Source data
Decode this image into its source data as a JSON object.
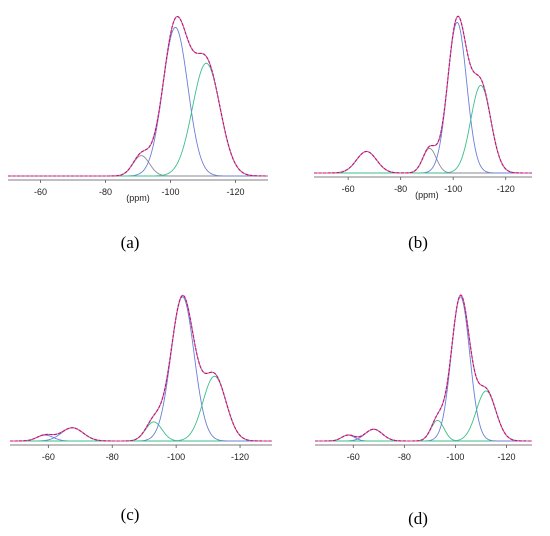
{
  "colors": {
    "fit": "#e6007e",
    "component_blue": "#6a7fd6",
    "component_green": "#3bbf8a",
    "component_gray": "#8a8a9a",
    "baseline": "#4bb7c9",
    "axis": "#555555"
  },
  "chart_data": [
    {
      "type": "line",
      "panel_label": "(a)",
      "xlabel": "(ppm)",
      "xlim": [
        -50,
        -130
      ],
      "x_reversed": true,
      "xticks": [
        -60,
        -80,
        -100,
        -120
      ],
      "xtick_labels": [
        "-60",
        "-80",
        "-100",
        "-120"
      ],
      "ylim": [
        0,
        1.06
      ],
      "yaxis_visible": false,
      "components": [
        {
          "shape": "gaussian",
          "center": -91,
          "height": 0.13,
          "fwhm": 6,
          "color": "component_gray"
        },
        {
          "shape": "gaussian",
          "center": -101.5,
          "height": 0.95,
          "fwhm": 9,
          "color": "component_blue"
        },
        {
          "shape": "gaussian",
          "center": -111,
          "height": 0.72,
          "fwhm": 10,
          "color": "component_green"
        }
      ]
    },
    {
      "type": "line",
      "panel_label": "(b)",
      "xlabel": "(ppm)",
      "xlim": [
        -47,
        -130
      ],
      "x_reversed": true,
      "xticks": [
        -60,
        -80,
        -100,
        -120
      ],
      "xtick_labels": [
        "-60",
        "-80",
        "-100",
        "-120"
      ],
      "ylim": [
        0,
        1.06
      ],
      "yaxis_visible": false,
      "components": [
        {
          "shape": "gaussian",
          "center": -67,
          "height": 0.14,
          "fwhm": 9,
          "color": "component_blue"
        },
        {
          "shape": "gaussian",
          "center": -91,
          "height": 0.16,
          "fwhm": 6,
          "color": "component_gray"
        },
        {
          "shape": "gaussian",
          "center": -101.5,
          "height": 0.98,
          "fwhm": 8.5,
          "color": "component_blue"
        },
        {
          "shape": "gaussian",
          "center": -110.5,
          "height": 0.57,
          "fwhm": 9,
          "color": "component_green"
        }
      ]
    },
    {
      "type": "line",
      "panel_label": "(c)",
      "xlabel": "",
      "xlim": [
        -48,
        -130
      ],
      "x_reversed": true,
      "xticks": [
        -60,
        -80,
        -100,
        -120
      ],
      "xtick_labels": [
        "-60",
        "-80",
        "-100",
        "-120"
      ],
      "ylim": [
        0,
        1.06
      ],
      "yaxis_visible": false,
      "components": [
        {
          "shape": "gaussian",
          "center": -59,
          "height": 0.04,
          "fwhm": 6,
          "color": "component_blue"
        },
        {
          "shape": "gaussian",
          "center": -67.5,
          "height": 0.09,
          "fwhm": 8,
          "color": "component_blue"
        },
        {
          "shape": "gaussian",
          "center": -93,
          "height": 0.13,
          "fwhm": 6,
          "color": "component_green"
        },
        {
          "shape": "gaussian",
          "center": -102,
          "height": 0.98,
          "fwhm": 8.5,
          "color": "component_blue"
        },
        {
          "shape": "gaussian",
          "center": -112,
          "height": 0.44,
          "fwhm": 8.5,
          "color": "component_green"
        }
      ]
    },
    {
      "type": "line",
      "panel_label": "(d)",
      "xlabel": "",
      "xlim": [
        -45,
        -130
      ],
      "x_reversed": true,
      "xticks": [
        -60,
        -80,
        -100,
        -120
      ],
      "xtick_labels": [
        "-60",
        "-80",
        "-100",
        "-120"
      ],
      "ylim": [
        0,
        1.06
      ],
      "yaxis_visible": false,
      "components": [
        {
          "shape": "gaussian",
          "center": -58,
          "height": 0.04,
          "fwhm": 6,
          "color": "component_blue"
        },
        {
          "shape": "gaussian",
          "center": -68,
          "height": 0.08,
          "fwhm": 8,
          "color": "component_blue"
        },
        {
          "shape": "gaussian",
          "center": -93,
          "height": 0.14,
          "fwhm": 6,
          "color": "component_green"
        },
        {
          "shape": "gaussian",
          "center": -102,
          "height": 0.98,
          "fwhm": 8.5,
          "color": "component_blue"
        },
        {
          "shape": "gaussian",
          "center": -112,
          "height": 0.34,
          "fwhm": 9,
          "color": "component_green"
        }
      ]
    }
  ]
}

» GIVEN EXERCISE: Can the entries above be repeated exactly, without their pictures?

» ANSWER TO THIS PROBLEM:
Decode this image into its source data as a JSON object.
{
  "colors": {
    "fit": "#e6007e",
    "component_blue": "#6a7fd6",
    "component_green": "#3bbf8a",
    "component_gray": "#8a8a9a",
    "baseline": "#4bb7c9",
    "axis": "#555555"
  },
  "chart_data": [
    {
      "type": "line",
      "panel_label": "(a)",
      "xlabel": "(ppm)",
      "xlim": [
        -50,
        -130
      ],
      "x_reversed": true,
      "xticks": [
        -60,
        -80,
        -100,
        -120
      ],
      "xtick_labels": [
        "-60",
        "-80",
        "-100",
        "-120"
      ],
      "ylim": [
        0,
        1.06
      ],
      "yaxis_visible": false,
      "components": [
        {
          "shape": "gaussian",
          "center": -91,
          "height": 0.13,
          "fwhm": 6,
          "color": "component_gray"
        },
        {
          "shape": "gaussian",
          "center": -101.5,
          "height": 0.95,
          "fwhm": 9,
          "color": "component_blue"
        },
        {
          "shape": "gaussian",
          "center": -111,
          "height": 0.72,
          "fwhm": 10,
          "color": "component_green"
        }
      ]
    },
    {
      "type": "line",
      "panel_label": "(b)",
      "xlabel": "(ppm)",
      "xlim": [
        -47,
        -130
      ],
      "x_reversed": true,
      "xticks": [
        -60,
        -80,
        -100,
        -120
      ],
      "xtick_labels": [
        "-60",
        "-80",
        "-100",
        "-120"
      ],
      "ylim": [
        0,
        1.06
      ],
      "yaxis_visible": false,
      "components": [
        {
          "shape": "gaussian",
          "center": -67,
          "height": 0.14,
          "fwhm": 9,
          "color": "component_blue"
        },
        {
          "shape": "gaussian",
          "center": -91,
          "height": 0.16,
          "fwhm": 6,
          "color": "component_gray"
        },
        {
          "shape": "gaussian",
          "center": -101.5,
          "height": 0.98,
          "fwhm": 8.5,
          "color": "component_blue"
        },
        {
          "shape": "gaussian",
          "center": -110.5,
          "height": 0.57,
          "fwhm": 9,
          "color": "component_green"
        }
      ]
    },
    {
      "type": "line",
      "panel_label": "(c)",
      "xlabel": "",
      "xlim": [
        -48,
        -130
      ],
      "x_reversed": true,
      "xticks": [
        -60,
        -80,
        -100,
        -120
      ],
      "xtick_labels": [
        "-60",
        "-80",
        "-100",
        "-120"
      ],
      "ylim": [
        0,
        1.06
      ],
      "yaxis_visible": false,
      "components": [
        {
          "shape": "gaussian",
          "center": -59,
          "height": 0.04,
          "fwhm": 6,
          "color": "component_blue"
        },
        {
          "shape": "gaussian",
          "center": -67.5,
          "height": 0.09,
          "fwhm": 8,
          "color": "component_blue"
        },
        {
          "shape": "gaussian",
          "center": -93,
          "height": 0.13,
          "fwhm": 6,
          "color": "component_green"
        },
        {
          "shape": "gaussian",
          "center": -102,
          "height": 0.98,
          "fwhm": 8.5,
          "color": "component_blue"
        },
        {
          "shape": "gaussian",
          "center": -112,
          "height": 0.44,
          "fwhm": 8.5,
          "color": "component_green"
        }
      ]
    },
    {
      "type": "line",
      "panel_label": "(d)",
      "xlabel": "",
      "xlim": [
        -45,
        -130
      ],
      "x_reversed": true,
      "xticks": [
        -60,
        -80,
        -100,
        -120
      ],
      "xtick_labels": [
        "-60",
        "-80",
        "-100",
        "-120"
      ],
      "ylim": [
        0,
        1.06
      ],
      "yaxis_visible": false,
      "components": [
        {
          "shape": "gaussian",
          "center": -58,
          "height": 0.04,
          "fwhm": 6,
          "color": "component_blue"
        },
        {
          "shape": "gaussian",
          "center": -68,
          "height": 0.08,
          "fwhm": 8,
          "color": "component_blue"
        },
        {
          "shape": "gaussian",
          "center": -93,
          "height": 0.14,
          "fwhm": 6,
          "color": "component_green"
        },
        {
          "shape": "gaussian",
          "center": -102,
          "height": 0.98,
          "fwhm": 8.5,
          "color": "component_blue"
        },
        {
          "shape": "gaussian",
          "center": -112,
          "height": 0.34,
          "fwhm": 9,
          "color": "component_green"
        }
      ]
    }
  ]
}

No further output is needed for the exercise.